What needs to be done
Show every line in the entries below where the word "following" appears.

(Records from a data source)
|---|

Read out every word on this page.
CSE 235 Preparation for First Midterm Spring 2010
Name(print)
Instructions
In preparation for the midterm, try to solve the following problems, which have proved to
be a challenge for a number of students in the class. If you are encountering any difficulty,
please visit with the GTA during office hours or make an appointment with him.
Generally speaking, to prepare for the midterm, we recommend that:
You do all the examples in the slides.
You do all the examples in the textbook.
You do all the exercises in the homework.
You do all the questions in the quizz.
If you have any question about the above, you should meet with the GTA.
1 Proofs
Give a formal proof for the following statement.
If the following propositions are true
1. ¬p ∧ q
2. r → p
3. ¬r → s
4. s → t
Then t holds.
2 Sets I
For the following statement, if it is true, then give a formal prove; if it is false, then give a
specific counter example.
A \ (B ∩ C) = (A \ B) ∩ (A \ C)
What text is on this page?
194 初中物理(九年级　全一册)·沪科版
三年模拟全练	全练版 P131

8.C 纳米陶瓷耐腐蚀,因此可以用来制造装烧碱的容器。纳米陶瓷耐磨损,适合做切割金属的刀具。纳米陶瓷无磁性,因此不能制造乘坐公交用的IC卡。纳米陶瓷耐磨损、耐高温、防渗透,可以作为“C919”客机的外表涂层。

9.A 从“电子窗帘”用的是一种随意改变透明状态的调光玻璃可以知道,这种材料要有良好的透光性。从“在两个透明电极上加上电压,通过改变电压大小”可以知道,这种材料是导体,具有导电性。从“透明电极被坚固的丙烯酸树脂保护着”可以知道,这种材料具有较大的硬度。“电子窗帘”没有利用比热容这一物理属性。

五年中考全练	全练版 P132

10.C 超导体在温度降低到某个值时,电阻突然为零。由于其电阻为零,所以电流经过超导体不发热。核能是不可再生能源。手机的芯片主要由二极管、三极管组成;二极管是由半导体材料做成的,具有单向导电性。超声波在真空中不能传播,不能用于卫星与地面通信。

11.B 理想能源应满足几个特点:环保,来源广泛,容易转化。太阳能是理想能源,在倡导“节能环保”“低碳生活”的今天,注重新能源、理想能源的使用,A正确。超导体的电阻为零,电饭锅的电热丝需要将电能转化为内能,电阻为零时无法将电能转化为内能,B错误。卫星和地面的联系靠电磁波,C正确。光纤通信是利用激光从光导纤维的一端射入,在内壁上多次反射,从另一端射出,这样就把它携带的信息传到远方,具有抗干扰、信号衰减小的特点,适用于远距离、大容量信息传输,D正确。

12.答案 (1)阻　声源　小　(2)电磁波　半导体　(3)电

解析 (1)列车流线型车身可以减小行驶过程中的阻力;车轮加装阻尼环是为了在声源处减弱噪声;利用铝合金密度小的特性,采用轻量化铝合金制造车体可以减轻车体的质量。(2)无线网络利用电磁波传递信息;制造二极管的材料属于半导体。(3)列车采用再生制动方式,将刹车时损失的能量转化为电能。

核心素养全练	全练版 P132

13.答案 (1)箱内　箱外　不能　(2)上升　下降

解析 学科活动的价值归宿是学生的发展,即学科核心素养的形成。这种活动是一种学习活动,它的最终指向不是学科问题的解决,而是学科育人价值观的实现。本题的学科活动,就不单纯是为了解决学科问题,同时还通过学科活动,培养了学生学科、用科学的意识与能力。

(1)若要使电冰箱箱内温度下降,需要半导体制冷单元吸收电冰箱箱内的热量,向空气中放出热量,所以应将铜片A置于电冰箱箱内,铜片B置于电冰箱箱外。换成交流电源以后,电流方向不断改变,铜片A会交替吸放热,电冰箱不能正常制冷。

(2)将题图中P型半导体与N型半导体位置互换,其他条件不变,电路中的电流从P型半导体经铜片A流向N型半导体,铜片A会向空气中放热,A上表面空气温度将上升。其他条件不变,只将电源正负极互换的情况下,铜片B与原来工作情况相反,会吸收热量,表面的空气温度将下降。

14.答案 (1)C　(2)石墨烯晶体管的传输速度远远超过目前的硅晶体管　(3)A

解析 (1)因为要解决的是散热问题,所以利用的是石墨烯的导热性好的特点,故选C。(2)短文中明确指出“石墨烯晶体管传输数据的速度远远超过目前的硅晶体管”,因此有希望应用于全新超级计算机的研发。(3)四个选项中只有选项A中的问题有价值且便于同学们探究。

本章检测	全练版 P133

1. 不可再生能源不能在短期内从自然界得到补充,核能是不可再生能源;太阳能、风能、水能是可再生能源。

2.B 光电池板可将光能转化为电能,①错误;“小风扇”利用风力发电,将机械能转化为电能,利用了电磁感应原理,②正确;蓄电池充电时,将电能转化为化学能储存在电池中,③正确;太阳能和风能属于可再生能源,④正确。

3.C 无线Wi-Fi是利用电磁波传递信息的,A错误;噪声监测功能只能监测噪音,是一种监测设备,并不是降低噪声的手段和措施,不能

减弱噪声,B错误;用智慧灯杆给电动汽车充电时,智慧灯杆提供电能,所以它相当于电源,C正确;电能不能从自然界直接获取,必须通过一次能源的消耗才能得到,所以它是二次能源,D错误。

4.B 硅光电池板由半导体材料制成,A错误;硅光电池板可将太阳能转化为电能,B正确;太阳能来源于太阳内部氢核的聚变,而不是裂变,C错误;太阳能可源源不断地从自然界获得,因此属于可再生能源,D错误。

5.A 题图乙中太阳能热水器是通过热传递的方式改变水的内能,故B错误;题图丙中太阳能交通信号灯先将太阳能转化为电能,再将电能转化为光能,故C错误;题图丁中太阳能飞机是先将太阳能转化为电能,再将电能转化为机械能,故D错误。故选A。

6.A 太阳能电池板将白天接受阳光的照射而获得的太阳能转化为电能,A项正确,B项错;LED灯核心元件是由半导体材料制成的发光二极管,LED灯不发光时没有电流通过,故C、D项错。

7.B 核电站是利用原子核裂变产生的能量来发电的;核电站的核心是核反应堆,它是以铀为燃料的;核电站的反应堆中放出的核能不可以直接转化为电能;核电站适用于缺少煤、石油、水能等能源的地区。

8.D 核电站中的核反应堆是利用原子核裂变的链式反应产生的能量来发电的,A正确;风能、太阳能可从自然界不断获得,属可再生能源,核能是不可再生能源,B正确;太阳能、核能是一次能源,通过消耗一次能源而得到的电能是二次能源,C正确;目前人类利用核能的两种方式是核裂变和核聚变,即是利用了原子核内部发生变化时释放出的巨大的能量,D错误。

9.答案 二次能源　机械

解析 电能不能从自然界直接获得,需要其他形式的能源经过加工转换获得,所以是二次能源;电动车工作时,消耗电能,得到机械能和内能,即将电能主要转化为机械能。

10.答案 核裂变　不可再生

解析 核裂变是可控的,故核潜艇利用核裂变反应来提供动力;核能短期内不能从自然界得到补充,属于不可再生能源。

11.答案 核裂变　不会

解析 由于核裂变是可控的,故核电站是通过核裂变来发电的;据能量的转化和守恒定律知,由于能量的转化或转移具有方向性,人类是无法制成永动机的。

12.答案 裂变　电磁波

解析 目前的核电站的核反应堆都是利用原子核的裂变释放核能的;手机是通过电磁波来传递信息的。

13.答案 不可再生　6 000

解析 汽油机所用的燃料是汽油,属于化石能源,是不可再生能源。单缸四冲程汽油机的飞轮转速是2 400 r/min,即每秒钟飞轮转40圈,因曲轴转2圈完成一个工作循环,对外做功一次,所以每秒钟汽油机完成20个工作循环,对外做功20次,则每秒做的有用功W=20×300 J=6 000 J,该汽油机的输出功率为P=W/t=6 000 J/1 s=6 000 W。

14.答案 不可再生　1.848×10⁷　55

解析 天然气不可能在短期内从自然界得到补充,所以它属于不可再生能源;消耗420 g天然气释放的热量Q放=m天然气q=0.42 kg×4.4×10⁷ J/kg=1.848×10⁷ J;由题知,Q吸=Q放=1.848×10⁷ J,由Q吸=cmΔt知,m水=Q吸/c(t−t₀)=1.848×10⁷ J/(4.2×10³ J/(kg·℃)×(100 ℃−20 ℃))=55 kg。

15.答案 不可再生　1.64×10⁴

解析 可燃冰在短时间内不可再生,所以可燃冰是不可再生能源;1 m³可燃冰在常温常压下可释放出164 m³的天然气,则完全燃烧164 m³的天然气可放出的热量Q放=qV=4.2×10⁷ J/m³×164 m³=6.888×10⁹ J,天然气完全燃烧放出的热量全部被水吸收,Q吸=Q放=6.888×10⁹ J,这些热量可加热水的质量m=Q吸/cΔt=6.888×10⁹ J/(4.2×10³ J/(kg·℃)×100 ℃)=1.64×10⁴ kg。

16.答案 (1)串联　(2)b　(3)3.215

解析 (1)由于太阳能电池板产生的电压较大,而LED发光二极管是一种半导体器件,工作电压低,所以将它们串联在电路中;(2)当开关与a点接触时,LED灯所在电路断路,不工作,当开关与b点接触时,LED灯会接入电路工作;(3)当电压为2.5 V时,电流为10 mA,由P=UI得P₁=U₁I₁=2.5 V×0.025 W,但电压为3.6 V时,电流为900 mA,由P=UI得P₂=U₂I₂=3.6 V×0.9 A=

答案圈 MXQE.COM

|---|

Written response
In preparation for the midterm, try to solve the following problems, which have proved to
Give a formal proof for the following statement.
If the following propositions are true
For the following statement, if it is true, then give a formal prove; if it is false, then give a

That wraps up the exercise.